* _Problem details_
List all lines of the data that include the string "text".
"""
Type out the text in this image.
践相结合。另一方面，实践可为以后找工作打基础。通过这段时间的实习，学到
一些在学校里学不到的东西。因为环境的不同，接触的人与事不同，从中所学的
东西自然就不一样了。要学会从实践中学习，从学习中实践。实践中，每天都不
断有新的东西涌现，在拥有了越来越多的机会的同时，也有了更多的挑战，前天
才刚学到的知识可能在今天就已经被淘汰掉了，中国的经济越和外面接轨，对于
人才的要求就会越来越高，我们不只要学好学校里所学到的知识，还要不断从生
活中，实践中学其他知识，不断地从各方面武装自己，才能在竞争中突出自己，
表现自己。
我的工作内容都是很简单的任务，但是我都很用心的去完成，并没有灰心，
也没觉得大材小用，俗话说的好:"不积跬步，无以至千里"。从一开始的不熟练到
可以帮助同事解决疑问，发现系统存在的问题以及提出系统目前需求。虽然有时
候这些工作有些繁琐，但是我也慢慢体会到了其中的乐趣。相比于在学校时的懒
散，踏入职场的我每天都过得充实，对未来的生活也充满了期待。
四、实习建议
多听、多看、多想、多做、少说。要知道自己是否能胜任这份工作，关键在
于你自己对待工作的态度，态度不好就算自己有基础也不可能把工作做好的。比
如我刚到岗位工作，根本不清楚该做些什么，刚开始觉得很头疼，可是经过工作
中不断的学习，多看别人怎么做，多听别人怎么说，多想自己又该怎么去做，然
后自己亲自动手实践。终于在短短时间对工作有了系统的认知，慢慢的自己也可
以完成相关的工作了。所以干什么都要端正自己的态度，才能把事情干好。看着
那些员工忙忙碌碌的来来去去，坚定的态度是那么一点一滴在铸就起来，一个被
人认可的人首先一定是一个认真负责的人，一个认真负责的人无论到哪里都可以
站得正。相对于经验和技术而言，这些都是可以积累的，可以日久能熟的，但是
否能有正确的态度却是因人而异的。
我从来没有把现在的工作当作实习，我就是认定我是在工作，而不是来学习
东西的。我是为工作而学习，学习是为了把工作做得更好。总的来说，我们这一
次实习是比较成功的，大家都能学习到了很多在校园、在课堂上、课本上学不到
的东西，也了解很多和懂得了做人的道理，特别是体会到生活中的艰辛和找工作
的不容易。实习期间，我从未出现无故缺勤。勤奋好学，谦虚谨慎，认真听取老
"""
"""
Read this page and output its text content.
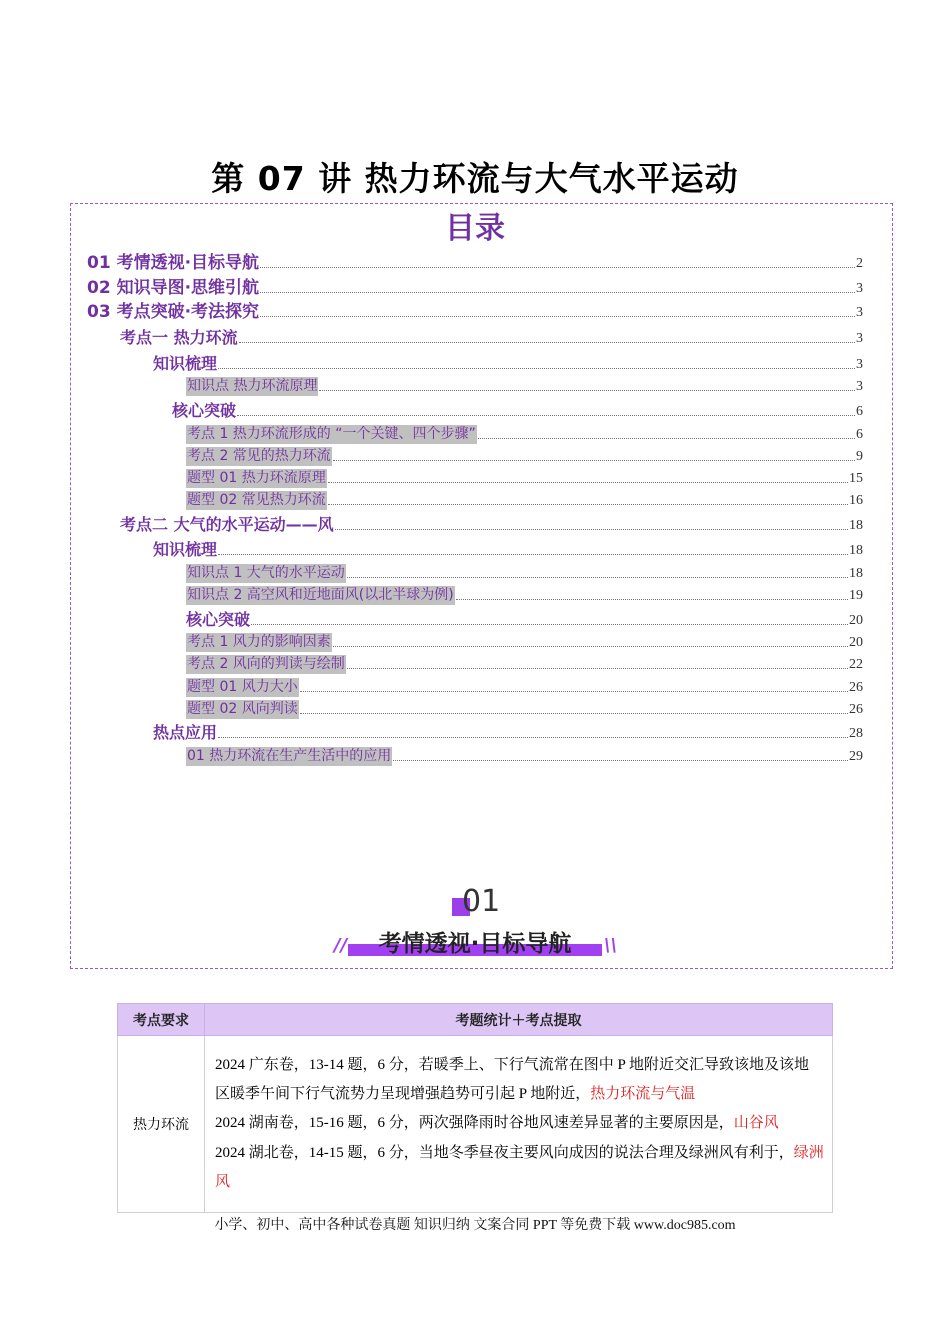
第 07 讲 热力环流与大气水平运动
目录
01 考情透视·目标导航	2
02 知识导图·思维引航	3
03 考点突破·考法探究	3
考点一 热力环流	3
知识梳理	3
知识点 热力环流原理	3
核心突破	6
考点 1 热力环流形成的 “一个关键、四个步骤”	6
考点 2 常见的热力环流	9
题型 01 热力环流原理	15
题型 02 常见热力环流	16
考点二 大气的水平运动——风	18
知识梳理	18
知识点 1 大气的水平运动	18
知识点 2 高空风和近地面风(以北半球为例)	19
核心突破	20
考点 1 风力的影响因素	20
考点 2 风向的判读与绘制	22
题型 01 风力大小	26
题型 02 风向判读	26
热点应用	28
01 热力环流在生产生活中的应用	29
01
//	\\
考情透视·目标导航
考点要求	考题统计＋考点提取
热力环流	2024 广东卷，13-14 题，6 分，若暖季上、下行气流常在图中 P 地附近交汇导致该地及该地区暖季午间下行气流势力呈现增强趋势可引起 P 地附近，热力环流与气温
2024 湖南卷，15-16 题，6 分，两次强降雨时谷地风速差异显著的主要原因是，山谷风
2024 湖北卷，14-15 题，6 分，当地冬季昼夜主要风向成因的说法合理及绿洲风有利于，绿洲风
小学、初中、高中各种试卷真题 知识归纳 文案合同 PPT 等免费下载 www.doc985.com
"""
* _Complete answer_
Type out the text in this image.
Read this page and output its text content.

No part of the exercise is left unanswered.